YOUR OBJECTIVE
Locate each line of the material that contains "Mozzarella", then return it.

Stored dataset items
* * *
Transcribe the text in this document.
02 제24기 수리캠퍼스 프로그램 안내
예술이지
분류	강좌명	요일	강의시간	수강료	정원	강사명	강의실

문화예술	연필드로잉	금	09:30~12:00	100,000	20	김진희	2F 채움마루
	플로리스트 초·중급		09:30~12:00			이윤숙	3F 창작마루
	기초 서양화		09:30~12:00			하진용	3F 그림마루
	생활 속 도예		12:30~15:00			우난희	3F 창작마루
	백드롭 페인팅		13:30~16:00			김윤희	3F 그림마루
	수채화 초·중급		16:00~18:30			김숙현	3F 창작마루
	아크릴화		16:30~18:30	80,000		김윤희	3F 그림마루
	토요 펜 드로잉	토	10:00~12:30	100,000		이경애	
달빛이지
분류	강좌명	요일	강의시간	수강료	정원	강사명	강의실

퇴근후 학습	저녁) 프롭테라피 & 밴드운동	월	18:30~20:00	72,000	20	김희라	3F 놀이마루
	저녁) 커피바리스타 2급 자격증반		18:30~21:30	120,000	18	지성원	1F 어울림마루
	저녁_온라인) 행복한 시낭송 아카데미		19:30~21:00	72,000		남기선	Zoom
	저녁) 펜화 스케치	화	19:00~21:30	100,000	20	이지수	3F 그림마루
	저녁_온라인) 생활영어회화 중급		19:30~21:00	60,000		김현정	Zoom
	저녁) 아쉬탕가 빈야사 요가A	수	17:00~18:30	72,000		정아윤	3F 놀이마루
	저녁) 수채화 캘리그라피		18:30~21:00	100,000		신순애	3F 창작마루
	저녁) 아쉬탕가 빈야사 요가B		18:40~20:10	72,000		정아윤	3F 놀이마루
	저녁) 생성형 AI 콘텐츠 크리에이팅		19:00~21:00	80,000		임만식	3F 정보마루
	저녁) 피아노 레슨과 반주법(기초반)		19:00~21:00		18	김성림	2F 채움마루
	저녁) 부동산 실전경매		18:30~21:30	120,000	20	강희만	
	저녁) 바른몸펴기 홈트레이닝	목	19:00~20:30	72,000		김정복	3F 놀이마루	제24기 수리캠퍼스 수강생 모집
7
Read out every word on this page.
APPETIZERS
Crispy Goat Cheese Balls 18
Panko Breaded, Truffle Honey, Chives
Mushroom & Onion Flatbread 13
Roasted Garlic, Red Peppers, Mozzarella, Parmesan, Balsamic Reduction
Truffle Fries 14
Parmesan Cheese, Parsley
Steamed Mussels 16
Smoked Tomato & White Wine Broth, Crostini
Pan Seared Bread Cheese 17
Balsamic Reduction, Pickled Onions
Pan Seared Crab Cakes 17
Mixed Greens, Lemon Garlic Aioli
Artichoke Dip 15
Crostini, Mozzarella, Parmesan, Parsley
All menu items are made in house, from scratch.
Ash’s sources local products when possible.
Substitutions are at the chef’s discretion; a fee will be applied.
* * *
PROBLEM SOLUTION
Roasted Garlic, Red Peppers, Mozzarella, Parmesan, Balsamic Reduction
Crostini, Mozzarella, Parmesan, Parsley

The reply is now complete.